INSTRUCTIONS TO FOLLOW
Search the material below for the word "name". Copy every line that has it.

TASK MATERIAL
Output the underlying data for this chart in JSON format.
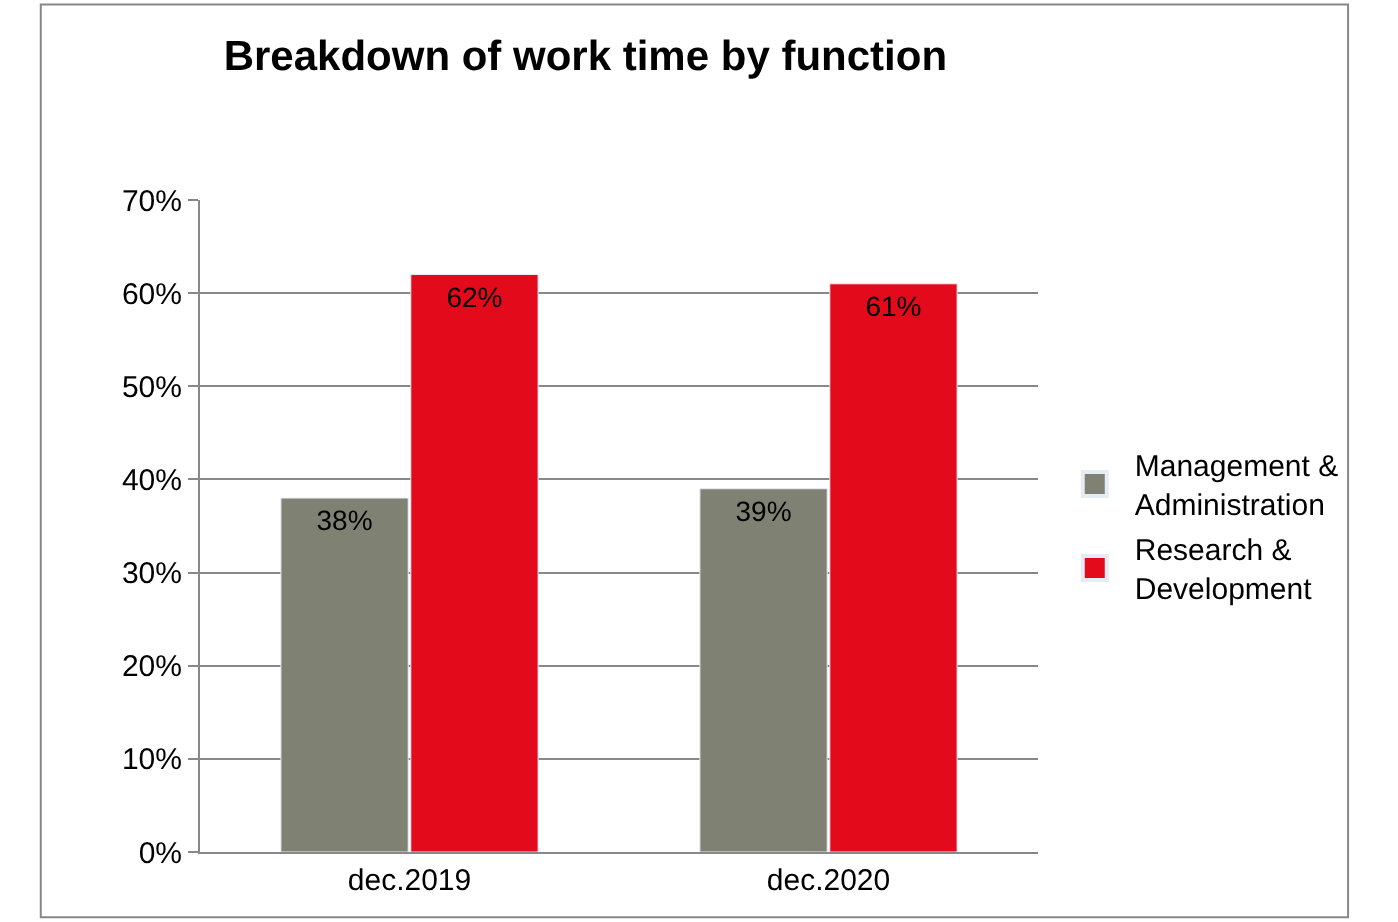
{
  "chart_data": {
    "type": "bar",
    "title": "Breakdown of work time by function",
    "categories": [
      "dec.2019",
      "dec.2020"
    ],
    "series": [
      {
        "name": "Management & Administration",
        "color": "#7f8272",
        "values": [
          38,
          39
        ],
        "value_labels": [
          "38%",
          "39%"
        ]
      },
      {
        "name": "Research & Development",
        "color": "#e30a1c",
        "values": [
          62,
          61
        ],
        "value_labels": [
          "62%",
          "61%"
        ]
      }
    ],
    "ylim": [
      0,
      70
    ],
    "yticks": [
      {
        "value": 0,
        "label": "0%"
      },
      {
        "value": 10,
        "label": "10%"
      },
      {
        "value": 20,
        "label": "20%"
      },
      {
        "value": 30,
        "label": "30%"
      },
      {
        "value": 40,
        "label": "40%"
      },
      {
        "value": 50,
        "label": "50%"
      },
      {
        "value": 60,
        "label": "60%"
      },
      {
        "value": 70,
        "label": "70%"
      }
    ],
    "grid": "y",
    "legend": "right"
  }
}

CORRECT RESPONSE
        "name": "Management & Administration",
        "name": "Research & Development",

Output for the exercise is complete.